_Stored records:_
________________________
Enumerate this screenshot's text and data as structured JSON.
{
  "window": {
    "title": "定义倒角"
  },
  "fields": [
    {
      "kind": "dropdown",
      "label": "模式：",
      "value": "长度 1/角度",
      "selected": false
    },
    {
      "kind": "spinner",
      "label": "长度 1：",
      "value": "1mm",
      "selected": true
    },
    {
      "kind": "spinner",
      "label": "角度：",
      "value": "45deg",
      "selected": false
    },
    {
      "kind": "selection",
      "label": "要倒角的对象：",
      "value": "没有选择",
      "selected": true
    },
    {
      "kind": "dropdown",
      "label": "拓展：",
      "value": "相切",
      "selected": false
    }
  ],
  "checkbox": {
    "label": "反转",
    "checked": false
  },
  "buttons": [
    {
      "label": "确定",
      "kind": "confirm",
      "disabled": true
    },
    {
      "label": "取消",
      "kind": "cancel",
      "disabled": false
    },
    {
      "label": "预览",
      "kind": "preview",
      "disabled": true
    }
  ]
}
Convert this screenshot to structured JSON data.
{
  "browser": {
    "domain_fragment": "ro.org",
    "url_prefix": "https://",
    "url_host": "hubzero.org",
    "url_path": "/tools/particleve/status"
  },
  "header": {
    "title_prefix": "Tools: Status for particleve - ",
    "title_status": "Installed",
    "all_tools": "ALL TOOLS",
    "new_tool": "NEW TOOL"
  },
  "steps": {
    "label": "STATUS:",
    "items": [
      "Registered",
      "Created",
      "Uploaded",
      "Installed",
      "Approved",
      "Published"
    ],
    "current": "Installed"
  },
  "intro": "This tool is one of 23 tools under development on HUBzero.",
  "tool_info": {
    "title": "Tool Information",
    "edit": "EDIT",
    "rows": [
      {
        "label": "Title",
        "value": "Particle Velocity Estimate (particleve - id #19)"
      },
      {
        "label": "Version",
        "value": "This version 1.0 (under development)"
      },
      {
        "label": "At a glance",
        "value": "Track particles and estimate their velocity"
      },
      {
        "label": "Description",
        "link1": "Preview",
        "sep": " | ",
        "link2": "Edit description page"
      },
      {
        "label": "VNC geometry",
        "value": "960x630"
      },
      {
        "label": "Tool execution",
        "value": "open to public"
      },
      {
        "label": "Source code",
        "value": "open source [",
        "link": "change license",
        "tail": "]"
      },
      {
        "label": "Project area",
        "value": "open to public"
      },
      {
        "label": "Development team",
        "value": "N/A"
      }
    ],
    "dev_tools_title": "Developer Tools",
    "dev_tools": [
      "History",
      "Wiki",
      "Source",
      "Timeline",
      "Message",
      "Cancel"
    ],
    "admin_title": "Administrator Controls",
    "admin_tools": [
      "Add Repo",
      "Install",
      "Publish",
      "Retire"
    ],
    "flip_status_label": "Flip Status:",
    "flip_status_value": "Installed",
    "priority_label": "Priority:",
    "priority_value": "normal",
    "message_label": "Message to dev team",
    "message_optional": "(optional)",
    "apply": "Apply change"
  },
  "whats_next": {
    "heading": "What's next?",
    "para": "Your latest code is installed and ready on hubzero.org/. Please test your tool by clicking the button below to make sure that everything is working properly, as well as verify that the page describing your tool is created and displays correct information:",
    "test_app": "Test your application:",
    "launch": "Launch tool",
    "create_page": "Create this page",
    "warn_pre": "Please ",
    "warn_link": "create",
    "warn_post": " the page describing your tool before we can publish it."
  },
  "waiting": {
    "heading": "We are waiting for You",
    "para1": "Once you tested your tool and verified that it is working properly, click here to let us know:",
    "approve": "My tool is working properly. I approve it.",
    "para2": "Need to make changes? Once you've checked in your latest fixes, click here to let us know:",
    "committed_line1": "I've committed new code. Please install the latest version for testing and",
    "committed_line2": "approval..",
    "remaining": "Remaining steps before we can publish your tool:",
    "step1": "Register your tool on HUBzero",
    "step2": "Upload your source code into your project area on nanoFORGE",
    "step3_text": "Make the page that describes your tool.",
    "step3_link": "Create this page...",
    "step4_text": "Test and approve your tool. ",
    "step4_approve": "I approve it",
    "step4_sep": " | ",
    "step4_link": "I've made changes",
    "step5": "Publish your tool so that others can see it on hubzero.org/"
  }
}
________________________
_Do this:_
Take the entries above and transcribe them exactly.

_Solution to this problem:_
Enumerate this screenshot's text and data as structured JSON.
{
  "window": {
    "title": "定义倒角"
  },
  "fields": [
    {
      "kind": "dropdown",
      "label": "模式：",
      "value": "长度 1/角度",
      "selected": false
    },
    {
      "kind": "spinner",
      "label": "长度 1：",
      "value": "1mm",
      "selected": true
    },
    {
      "kind": "spinner",
      "label": "角度：",
      "value": "45deg",
      "selected": false
    },
    {
      "kind": "selection",
      "label": "要倒角的对象：",
      "value": "没有选择",
      "selected": true
    },
    {
      "kind": "dropdown",
      "label": "拓展：",
      "value": "相切",
      "selected": false
    }
  ],
  "checkbox": {
    "label": "反转",
    "checked": false
  },
  "buttons": [
    {
      "label": "确定",
      "kind": "confirm",
      "disabled": true
    },
    {
      "label": "取消",
      "kind": "cancel",
      "disabled": false
    },
    {
      "label": "预览",
      "kind": "preview",
      "disabled": true
    }
  ]
}
Convert this screenshot to structured JSON data.
{
  "browser": {
    "domain_fragment": "ro.org",
    "url_prefix": "https://",
    "url_host": "hubzero.org",
    "url_path": "/tools/particleve/status"
  },
  "header": {
    "title_prefix": "Tools: Status for particleve - ",
    "title_status": "Installed",
    "all_tools": "ALL TOOLS",
    "new_tool": "NEW TOOL"
  },
  "steps": {
    "label": "STATUS:",
    "items": [
      "Registered",
      "Created",
      "Uploaded",
      "Installed",
      "Approved",
      "Published"
    ],
    "current": "Installed"
  },
  "intro": "This tool is one of 23 tools under development on HUBzero.",
  "tool_info": {
    "title": "Tool Information",
    "edit": "EDIT",
    "rows": [
      {
        "label": "Title",
        "value": "Particle Velocity Estimate (particleve - id #19)"
      },
      {
        "label": "Version",
        "value": "This version 1.0 (under development)"
      },
      {
        "label": "At a glance",
        "value": "Track particles and estimate their velocity"
      },
      {
        "label": "Description",
        "link1": "Preview",
        "sep": " | ",
        "link2": "Edit description page"
      },
      {
        "label": "VNC geometry",
        "value": "960x630"
      },
      {
        "label": "Tool execution",
        "value": "open to public"
      },
      {
        "label": "Source code",
        "value": "open source [",
        "link": "change license",
        "tail": "]"
      },
      {
        "label": "Project area",
        "value": "open to public"
      },
      {
        "label": "Development team",
        "value": "N/A"
      }
    ],
    "dev_tools_title": "Developer Tools",
    "dev_tools": [
      "History",
      "Wiki",
      "Source",
      "Timeline",
      "Message",
      "Cancel"
    ],
    "admin_title": "Administrator Controls",
    "admin_tools": [
      "Add Repo",
      "Install",
      "Publish",
      "Retire"
    ],
    "flip_status_label": "Flip Status:",
    "flip_status_value": "Installed",
    "priority_label": "Priority:",
    "priority_value": "normal",
    "message_label": "Message to dev team",
    "message_optional": "(optional)",
    "apply": "Apply change"
  },
  "whats_next": {
    "heading": "What's next?",
    "para": "Your latest code is installed and ready on hubzero.org/. Please test your tool by clicking the button below to make sure that everything is working properly, as well as verify that the page describing your tool is created and displays correct information:",
    "test_app": "Test your application:",
    "launch": "Launch tool",
    "create_page": "Create this page",
    "warn_pre": "Please ",
    "warn_link": "create",
    "warn_post": " the page describing your tool before we can publish it."
  },
  "waiting": {
    "heading": "We are waiting for You",
    "para1": "Once you tested your tool and verified that it is working properly, click here to let us know:",
    "approve": "My tool is working properly. I approve it.",
    "para2": "Need to make changes? Once you've checked in your latest fixes, click here to let us know:",
    "committed_line1": "I've committed new code. Please install the latest version for testing and",
    "committed_line2": "approval..",
    "remaining": "Remaining steps before we can publish your tool:",
    "step1": "Register your tool on HUBzero",
    "step2": "Upload your source code into your project area on nanoFORGE",
    "step3_text": "Make the page that describes your tool.",
    "step3_link": "Create this page...",
    "step4_text": "Test and approve your tool. ",
    "step4_approve": "I approve it",
    "step4_sep": " | ",
    "step4_link": "I've made changes",
    "step5": "Publish your tool so that others can see it on hubzero.org/"
  }
}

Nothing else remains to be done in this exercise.